# Start of Supplied records

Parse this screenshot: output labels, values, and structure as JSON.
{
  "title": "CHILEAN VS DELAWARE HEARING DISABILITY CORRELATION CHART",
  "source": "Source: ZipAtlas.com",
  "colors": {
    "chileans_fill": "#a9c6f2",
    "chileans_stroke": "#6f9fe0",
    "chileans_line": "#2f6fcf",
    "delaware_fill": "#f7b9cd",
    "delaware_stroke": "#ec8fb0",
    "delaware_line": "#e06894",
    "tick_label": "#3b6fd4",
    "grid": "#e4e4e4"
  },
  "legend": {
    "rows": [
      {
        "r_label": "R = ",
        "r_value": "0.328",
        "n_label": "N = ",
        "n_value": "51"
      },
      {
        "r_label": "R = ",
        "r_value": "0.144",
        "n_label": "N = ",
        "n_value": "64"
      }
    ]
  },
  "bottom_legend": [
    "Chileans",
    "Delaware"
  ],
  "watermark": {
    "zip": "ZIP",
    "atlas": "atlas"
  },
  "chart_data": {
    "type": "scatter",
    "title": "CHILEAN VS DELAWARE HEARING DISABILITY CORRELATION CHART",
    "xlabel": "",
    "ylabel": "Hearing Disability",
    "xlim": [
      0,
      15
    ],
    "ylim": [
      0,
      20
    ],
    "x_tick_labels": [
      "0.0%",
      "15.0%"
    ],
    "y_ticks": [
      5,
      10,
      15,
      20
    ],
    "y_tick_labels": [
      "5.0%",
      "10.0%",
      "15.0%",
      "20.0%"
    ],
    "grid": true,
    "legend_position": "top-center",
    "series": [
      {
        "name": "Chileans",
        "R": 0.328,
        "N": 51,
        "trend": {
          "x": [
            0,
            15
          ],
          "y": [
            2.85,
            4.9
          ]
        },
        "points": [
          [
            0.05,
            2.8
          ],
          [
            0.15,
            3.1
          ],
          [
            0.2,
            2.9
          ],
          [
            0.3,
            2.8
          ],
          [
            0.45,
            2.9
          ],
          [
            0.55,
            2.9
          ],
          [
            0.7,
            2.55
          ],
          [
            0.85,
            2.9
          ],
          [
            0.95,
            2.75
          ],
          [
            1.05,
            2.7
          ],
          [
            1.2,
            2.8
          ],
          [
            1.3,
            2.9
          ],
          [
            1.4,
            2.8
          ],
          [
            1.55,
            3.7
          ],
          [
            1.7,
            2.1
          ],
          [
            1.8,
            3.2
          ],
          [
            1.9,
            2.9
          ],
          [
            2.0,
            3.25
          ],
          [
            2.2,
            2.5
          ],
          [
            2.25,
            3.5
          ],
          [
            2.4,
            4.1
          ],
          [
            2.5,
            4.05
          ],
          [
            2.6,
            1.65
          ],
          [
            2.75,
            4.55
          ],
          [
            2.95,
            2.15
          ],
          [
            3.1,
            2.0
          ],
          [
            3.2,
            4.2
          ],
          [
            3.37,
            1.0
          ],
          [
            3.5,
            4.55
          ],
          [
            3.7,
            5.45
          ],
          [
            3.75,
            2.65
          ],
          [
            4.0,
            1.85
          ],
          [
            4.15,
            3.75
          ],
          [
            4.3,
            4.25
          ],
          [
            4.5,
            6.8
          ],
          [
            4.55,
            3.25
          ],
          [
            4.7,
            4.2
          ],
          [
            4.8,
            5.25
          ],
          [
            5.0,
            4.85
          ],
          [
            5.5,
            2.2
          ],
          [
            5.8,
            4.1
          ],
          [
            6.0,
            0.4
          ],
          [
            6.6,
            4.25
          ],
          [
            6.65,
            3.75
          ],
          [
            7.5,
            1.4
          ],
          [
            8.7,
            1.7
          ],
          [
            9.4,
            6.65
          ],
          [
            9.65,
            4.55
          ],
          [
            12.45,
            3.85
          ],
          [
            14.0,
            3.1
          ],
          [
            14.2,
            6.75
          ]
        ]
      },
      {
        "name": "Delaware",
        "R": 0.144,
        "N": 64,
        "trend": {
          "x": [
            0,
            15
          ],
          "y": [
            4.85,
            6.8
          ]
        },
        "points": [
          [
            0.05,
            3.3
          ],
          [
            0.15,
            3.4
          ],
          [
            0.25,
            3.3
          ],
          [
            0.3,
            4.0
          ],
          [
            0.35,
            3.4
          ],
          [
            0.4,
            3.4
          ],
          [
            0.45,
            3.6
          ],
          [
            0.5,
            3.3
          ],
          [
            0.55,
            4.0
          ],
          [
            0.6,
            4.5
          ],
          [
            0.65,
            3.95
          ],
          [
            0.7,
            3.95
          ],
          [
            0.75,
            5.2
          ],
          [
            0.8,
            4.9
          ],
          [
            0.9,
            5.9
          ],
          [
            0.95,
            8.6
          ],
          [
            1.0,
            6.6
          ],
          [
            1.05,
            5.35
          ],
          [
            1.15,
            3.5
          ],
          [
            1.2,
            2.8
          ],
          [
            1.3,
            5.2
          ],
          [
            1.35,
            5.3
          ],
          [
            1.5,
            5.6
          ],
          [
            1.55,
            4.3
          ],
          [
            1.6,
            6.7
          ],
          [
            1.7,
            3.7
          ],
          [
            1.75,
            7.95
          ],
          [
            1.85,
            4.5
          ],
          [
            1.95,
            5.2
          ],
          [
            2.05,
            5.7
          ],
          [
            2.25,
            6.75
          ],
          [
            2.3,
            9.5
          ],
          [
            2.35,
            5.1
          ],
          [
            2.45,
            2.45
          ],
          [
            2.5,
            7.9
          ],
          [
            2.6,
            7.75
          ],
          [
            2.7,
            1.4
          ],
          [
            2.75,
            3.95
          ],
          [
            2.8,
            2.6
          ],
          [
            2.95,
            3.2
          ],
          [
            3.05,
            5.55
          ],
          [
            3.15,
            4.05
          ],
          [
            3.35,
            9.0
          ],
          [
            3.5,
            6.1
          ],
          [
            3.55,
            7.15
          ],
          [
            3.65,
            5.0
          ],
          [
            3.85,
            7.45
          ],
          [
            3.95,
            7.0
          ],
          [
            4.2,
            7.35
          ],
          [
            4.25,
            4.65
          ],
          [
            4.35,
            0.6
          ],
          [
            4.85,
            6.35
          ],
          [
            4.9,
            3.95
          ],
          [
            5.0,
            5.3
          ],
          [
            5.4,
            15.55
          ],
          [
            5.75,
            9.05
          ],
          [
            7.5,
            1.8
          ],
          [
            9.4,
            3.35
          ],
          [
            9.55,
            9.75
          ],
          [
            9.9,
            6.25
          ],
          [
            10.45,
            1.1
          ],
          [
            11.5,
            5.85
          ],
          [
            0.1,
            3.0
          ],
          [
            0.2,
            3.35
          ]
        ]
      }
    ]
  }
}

# End of Supplied records

-- Problem to solve --
Each entry is to be returned in full, character for character.

-- Answer to this exercise --
Parse this screenshot: output labels, values, and structure as JSON.
{
  "title": "CHILEAN VS DELAWARE HEARING DISABILITY CORRELATION CHART",
  "source": "Source: ZipAtlas.com",
  "colors": {
    "chileans_fill": "#a9c6f2",
    "chileans_stroke": "#6f9fe0",
    "chileans_line": "#2f6fcf",
    "delaware_fill": "#f7b9cd",
    "delaware_stroke": "#ec8fb0",
    "delaware_line": "#e06894",
    "tick_label": "#3b6fd4",
    "grid": "#e4e4e4"
  },
  "legend": {
    "rows": [
      {
        "r_label": "R = ",
        "r_value": "0.328",
        "n_label": "N = ",
        "n_value": "51"
      },
      {
        "r_label": "R = ",
        "r_value": "0.144",
        "n_label": "N = ",
        "n_value": "64"
      }
    ]
  },
  "bottom_legend": [
    "Chileans",
    "Delaware"
  ],
  "watermark": {
    "zip": "ZIP",
    "atlas": "atlas"
  },
  "chart_data": {
    "type": "scatter",
    "title": "CHILEAN VS DELAWARE HEARING DISABILITY CORRELATION CHART",
    "xlabel": "",
    "ylabel": "Hearing Disability",
    "xlim": [
      0,
      15
    ],
    "ylim": [
      0,
      20
    ],
    "x_tick_labels": [
      "0.0%",
      "15.0%"
    ],
    "y_ticks": [
      5,
      10,
      15,
      20
    ],
    "y_tick_labels": [
      "5.0%",
      "10.0%",
      "15.0%",
      "20.0%"
    ],
    "grid": true,
    "legend_position": "top-center",
    "series": [
      {
        "name": "Chileans",
        "R": 0.328,
        "N": 51,
        "trend": {
          "x": [
            0,
            15
          ],
          "y": [
            2.85,
            4.9
          ]
        },
        "points": [
          [
            0.05,
            2.8
          ],
          [
            0.15,
            3.1
          ],
          [
            0.2,
            2.9
          ],
          [
            0.3,
            2.8
          ],
          [
            0.45,
            2.9
          ],
          [
            0.55,
            2.9
          ],
          [
            0.7,
            2.55
          ],
          [
            0.85,
            2.9
          ],
          [
            0.95,
            2.75
          ],
          [
            1.05,
            2.7
          ],
          [
            1.2,
            2.8
          ],
          [
            1.3,
            2.9
          ],
          [
            1.4,
            2.8
          ],
          [
            1.55,
            3.7
          ],
          [
            1.7,
            2.1
          ],
          [
            1.8,
            3.2
          ],
          [
            1.9,
            2.9
          ],
          [
            2.0,
            3.25
          ],
          [
            2.2,
            2.5
          ],
          [
            2.25,
            3.5
          ],
          [
            2.4,
            4.1
          ],
          [
            2.5,
            4.05
          ],
          [
            2.6,
            1.65
          ],
          [
            2.75,
            4.55
          ],
          [
            2.95,
            2.15
          ],
          [
            3.1,
            2.0
          ],
          [
            3.2,
            4.2
          ],
          [
            3.37,
            1.0
          ],
          [
            3.5,
            4.55
          ],
          [
            3.7,
            5.45
          ],
          [
            3.75,
            2.65
          ],
          [
            4.0,
            1.85
          ],
          [
            4.15,
            3.75
          ],
          [
            4.3,
            4.25
          ],
          [
            4.5,
            6.8
          ],
          [
            4.55,
            3.25
          ],
          [
            4.7,
            4.2
          ],
          [
            4.8,
            5.25
          ],
          [
            5.0,
            4.85
          ],
          [
            5.5,
            2.2
          ],
          [
            5.8,
            4.1
          ],
          [
            6.0,
            0.4
          ],
          [
            6.6,
            4.25
          ],
          [
            6.65,
            3.75
          ],
          [
            7.5,
            1.4
          ],
          [
            8.7,
            1.7
          ],
          [
            9.4,
            6.65
          ],
          [
            9.65,
            4.55
          ],
          [
            12.45,
            3.85
          ],
          [
            14.0,
            3.1
          ],
          [
            14.2,
            6.75
          ]
        ]
      },
      {
        "name": "Delaware",
        "R": 0.144,
        "N": 64,
        "trend": {
          "x": [
            0,
            15
          ],
          "y": [
            4.85,
            6.8
          ]
        },
        "points": [
          [
            0.05,
            3.3
          ],
          [
            0.15,
            3.4
          ],
          [
            0.25,
            3.3
          ],
          [
            0.3,
            4.0
          ],
          [
            0.35,
            3.4
          ],
          [
            0.4,
            3.4
          ],
          [
            0.45,
            3.6
          ],
          [
            0.5,
            3.3
          ],
          [
            0.55,
            4.0
          ],
          [
            0.6,
            4.5
          ],
          [
            0.65,
            3.95
          ],
          [
            0.7,
            3.95
          ],
          [
            0.75,
            5.2
          ],
          [
            0.8,
            4.9
          ],
          [
            0.9,
            5.9
          ],
          [
            0.95,
            8.6
          ],
          [
            1.0,
            6.6
          ],
          [
            1.05,
            5.35
          ],
          [
            1.15,
            3.5
          ],
          [
            1.2,
            2.8
          ],
          [
            1.3,
            5.2
          ],
          [
            1.35,
            5.3
          ],
          [
            1.5,
            5.6
          ],
          [
            1.55,
            4.3
          ],
          [
            1.6,
            6.7
          ],
          [
            1.7,
            3.7
          ],
          [
            1.75,
            7.95
          ],
          [
            1.85,
            4.5
          ],
          [
            1.95,
            5.2
          ],
          [
            2.05,
            5.7
          ],
          [
            2.25,
            6.75
          ],
          [
            2.3,
            9.5
          ],
          [
            2.35,
            5.1
          ],
          [
            2.45,
            2.45
          ],
          [
            2.5,
            7.9
          ],
          [
            2.6,
            7.75
          ],
          [
            2.7,
            1.4
          ],
          [
            2.75,
            3.95
          ],
          [
            2.8,
            2.6
          ],
          [
            2.95,
            3.2
          ],
          [
            3.05,
            5.55
          ],
          [
            3.15,
            4.05
          ],
          [
            3.35,
            9.0
          ],
          [
            3.5,
            6.1
          ],
          [
            3.55,
            7.15
          ],
          [
            3.65,
            5.0
          ],
          [
            3.85,
            7.45
          ],
          [
            3.95,
            7.0
          ],
          [
            4.2,
            7.35
          ],
          [
            4.25,
            4.65
          ],
          [
            4.35,
            0.6
          ],
          [
            4.85,
            6.35
          ],
          [
            4.9,
            3.95
          ],
          [
            5.0,
            5.3
          ],
          [
            5.4,
            15.55
          ],
          [
            5.75,
            9.05
          ],
          [
            7.5,
            1.8
          ],
          [
            9.4,
            3.35
          ],
          [
            9.55,
            9.75
          ],
          [
            9.9,
            6.25
          ],
          [
            10.45,
            1.1
          ],
          [
            11.5,
            5.85
          ],
          [
            0.1,
            3.0
          ],
          [
            0.2,
            3.35
          ]
        ]
      }
    ]
  }
}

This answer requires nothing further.